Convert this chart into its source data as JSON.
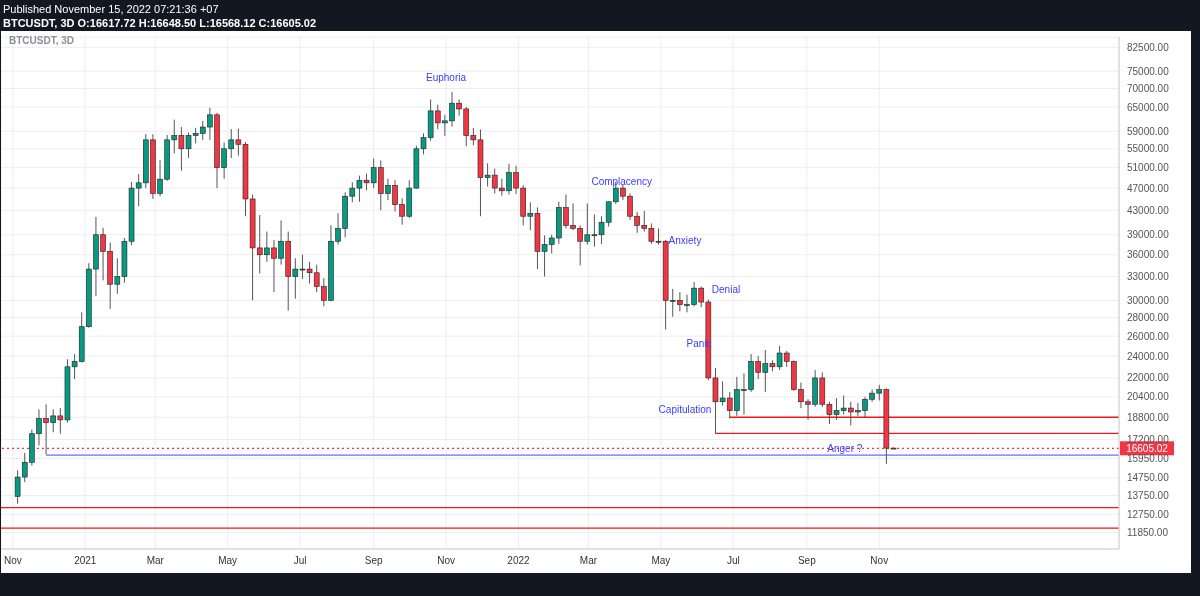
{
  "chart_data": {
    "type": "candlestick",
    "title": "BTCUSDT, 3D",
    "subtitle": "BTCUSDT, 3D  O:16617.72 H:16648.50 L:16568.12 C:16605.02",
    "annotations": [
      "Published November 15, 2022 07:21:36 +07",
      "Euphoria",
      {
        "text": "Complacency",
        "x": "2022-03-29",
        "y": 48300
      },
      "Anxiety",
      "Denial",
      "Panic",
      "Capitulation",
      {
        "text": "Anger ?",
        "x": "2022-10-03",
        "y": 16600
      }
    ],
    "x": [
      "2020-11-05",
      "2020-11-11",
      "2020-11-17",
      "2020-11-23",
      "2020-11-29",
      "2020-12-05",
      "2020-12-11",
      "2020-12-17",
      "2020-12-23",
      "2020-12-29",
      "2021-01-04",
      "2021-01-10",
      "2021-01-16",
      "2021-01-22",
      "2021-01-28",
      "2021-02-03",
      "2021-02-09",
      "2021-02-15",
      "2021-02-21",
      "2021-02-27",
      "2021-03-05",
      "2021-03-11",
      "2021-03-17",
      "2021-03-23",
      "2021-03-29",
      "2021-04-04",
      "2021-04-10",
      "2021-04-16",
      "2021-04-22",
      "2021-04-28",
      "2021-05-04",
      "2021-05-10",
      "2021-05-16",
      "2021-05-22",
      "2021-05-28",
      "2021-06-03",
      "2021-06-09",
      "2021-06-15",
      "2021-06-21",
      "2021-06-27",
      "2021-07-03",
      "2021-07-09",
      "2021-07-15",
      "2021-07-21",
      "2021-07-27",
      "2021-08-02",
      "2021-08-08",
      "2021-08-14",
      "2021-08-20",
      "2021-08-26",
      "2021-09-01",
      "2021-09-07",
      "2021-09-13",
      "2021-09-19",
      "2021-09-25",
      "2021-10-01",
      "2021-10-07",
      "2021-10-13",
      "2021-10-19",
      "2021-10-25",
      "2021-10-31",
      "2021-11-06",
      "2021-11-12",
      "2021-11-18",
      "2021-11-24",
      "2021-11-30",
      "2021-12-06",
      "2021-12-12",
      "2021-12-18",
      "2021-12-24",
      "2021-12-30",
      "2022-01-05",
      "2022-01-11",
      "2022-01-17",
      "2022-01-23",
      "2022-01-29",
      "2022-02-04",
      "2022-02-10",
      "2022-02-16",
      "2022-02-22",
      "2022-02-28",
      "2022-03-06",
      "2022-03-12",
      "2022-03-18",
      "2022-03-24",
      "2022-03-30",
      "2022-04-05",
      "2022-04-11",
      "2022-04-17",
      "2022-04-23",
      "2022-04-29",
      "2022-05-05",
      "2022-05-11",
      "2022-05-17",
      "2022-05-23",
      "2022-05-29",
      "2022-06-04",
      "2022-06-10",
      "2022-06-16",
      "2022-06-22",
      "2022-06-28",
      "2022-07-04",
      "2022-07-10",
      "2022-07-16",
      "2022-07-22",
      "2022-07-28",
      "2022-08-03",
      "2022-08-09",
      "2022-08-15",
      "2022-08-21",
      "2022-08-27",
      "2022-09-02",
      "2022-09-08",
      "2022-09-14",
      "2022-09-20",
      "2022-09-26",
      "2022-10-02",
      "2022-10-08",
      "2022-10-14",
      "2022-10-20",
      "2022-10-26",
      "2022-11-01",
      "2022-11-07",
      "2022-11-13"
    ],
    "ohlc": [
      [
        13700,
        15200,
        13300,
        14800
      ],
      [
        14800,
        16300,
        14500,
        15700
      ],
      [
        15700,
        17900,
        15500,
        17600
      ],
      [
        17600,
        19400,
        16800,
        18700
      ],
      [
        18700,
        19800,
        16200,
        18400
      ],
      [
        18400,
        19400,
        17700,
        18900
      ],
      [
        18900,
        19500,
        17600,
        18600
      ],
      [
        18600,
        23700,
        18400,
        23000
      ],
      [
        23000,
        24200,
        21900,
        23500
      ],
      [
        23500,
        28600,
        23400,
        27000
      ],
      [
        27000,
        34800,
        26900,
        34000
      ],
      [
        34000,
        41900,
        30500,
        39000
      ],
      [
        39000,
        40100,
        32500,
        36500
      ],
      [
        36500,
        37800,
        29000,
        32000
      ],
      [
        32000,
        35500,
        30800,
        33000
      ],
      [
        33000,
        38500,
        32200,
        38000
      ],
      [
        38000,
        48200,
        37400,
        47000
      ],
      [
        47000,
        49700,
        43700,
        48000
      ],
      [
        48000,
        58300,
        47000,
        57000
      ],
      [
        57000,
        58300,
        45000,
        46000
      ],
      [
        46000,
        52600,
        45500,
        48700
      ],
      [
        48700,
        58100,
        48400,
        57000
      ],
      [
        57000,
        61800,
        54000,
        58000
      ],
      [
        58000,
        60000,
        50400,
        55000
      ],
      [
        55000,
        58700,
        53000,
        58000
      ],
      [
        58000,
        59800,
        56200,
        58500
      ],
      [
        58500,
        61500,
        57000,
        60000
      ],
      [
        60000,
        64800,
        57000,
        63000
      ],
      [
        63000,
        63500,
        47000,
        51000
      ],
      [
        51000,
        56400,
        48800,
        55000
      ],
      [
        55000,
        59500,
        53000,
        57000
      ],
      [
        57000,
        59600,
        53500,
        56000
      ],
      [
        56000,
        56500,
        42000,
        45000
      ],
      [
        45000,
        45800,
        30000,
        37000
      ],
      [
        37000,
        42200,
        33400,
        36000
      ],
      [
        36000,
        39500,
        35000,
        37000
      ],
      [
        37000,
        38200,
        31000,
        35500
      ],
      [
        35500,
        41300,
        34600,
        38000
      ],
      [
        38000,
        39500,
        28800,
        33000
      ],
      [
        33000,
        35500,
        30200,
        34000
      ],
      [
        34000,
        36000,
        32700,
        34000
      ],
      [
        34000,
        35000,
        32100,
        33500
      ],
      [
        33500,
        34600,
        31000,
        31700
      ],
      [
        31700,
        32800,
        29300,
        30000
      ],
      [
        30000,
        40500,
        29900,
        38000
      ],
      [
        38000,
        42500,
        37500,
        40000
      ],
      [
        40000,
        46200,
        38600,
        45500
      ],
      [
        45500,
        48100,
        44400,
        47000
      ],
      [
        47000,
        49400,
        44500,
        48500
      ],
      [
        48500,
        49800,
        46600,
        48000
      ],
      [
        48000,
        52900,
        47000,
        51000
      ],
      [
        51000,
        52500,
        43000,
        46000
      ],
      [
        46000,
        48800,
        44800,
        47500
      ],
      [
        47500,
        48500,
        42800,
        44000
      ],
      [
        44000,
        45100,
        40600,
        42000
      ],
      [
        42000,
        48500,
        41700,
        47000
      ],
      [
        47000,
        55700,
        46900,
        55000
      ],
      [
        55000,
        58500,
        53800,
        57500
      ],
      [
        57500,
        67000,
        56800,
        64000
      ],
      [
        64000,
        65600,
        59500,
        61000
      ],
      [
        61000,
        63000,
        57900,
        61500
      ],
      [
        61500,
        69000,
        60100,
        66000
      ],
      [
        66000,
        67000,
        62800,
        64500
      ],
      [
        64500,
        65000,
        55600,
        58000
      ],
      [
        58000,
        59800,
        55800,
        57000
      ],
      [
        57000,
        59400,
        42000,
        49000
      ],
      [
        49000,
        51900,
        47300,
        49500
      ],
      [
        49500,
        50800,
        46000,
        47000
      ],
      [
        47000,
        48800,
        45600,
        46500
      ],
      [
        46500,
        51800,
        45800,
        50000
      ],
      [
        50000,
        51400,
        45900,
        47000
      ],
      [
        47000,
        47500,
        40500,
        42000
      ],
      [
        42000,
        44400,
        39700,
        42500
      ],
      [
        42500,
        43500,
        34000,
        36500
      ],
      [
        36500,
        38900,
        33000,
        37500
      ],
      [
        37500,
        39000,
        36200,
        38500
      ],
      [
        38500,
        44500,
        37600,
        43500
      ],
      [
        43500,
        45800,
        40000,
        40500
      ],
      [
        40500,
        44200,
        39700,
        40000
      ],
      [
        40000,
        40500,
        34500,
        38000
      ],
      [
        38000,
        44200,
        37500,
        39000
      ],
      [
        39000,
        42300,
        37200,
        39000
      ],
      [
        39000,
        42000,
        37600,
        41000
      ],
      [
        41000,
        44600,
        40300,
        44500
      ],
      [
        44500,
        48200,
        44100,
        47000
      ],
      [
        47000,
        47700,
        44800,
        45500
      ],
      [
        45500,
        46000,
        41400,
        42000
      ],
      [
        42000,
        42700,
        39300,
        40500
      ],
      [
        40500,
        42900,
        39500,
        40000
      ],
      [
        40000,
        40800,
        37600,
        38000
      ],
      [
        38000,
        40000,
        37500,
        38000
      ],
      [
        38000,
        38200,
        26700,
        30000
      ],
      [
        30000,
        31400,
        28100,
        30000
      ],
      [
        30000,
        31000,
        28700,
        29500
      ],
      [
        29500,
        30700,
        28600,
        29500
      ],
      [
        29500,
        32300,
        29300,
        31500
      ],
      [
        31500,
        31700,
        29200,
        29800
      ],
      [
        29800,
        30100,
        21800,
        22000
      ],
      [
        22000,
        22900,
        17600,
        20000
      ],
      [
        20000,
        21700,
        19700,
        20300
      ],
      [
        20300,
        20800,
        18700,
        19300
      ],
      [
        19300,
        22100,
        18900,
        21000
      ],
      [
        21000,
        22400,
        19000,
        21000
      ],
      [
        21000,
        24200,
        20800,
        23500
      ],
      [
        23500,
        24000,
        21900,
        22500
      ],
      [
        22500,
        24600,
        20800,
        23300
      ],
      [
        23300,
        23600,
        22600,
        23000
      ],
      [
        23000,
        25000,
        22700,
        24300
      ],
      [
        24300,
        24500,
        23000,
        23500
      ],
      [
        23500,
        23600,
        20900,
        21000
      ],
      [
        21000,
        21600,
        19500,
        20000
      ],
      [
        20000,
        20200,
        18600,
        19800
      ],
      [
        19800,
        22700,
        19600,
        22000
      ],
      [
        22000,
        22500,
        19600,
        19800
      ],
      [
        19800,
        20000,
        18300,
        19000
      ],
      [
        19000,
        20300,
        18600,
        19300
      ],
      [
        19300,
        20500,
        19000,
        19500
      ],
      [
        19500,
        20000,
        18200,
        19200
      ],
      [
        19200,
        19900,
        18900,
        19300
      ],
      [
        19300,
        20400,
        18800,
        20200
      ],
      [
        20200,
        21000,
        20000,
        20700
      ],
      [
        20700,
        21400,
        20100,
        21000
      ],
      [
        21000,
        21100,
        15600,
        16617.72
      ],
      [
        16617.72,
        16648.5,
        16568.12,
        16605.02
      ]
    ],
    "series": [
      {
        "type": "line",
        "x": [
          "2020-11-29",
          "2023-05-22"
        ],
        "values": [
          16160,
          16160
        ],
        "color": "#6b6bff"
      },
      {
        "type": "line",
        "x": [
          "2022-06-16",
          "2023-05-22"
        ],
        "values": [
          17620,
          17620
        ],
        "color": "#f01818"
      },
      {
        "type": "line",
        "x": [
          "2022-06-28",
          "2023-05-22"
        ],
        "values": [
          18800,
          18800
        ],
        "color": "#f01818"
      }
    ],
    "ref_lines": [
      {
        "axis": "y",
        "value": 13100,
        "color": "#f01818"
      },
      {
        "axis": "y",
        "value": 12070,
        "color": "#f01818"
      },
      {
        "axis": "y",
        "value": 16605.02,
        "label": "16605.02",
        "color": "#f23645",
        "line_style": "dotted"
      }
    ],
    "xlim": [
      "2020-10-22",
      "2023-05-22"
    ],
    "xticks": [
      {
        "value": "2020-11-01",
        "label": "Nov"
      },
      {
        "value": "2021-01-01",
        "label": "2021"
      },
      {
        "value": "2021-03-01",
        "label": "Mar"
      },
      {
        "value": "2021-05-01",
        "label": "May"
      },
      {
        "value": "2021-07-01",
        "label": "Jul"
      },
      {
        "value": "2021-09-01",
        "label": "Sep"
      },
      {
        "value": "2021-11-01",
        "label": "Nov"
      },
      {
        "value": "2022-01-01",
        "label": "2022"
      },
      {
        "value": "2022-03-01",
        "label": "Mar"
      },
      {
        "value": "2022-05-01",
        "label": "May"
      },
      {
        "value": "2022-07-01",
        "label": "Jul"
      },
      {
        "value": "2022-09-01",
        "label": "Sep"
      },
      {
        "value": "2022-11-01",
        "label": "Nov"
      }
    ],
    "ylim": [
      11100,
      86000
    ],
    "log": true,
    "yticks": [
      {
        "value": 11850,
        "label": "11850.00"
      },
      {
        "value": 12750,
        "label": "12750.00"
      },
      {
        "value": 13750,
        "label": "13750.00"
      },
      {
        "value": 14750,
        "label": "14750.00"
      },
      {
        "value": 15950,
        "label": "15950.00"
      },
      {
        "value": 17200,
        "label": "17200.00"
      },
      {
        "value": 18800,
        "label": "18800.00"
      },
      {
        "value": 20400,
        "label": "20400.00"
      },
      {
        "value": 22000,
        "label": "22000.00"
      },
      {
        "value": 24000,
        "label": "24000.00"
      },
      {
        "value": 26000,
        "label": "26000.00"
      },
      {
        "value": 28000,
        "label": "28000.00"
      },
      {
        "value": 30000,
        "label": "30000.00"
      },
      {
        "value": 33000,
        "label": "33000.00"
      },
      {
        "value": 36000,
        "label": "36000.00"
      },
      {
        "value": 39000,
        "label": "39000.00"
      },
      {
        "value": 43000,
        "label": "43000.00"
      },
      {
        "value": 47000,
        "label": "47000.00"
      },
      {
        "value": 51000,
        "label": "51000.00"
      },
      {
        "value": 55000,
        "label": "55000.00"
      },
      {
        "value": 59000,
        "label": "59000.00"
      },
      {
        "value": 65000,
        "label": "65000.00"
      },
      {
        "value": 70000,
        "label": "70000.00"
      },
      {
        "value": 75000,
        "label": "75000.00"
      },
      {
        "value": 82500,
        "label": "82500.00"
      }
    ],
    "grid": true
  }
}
==
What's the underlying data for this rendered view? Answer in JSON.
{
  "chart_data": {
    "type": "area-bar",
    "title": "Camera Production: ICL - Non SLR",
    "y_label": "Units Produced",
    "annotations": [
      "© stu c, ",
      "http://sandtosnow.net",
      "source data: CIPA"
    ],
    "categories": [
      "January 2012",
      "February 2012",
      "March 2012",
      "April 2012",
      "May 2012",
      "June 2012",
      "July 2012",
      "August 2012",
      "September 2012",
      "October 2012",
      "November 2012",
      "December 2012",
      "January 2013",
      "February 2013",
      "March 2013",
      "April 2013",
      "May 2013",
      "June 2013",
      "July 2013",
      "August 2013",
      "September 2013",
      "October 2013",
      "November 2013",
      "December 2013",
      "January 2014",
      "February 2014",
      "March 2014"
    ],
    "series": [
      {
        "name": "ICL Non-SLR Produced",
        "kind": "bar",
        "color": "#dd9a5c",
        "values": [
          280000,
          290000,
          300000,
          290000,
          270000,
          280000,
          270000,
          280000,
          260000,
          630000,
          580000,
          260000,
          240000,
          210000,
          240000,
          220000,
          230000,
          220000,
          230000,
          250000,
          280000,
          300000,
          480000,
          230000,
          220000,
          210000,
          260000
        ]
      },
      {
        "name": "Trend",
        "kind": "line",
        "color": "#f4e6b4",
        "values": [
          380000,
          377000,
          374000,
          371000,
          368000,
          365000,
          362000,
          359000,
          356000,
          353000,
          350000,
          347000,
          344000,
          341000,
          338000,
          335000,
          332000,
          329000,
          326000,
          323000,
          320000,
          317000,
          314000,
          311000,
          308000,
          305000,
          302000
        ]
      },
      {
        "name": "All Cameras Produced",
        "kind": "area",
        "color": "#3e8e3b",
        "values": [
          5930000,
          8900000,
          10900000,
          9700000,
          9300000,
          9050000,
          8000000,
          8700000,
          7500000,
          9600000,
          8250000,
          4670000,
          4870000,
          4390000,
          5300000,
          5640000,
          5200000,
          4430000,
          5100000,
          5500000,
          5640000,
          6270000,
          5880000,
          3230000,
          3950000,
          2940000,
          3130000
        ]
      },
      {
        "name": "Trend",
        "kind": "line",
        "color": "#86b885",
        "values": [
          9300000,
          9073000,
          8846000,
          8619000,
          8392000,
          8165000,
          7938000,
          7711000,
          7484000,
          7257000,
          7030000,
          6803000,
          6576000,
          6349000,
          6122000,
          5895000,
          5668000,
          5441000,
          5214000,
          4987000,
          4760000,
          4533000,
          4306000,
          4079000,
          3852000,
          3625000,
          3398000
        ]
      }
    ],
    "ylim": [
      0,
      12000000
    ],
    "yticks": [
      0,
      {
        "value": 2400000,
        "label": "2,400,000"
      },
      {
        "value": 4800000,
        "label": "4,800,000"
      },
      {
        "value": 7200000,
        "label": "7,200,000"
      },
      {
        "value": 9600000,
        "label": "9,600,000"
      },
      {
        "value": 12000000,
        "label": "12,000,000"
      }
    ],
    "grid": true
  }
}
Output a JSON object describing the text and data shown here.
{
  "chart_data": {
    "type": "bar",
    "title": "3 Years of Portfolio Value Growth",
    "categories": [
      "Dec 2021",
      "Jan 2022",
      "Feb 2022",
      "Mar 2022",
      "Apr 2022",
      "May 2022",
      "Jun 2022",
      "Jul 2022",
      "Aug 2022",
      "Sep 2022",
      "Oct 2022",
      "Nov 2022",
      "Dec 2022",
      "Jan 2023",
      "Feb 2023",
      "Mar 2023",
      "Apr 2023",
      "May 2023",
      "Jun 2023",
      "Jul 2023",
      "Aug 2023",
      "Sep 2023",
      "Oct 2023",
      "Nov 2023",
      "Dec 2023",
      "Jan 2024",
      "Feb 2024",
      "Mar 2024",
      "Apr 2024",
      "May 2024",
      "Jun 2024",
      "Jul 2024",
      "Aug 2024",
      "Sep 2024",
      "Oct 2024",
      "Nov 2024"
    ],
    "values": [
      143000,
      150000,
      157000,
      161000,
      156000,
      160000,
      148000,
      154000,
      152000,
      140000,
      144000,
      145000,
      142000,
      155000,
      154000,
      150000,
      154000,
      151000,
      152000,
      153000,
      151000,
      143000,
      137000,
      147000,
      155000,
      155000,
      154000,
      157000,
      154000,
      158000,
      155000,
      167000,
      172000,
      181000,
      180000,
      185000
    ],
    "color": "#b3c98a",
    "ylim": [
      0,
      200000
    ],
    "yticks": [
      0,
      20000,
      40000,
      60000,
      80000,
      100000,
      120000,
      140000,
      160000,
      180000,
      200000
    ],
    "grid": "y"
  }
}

*Task to complete:* Extract all lines of the records above that include "Produced".

*Reply:*
    "y_label": "Units Produced",
        "name": "ICL Non-SLR Produced",
        "name": "All Cameras Produced",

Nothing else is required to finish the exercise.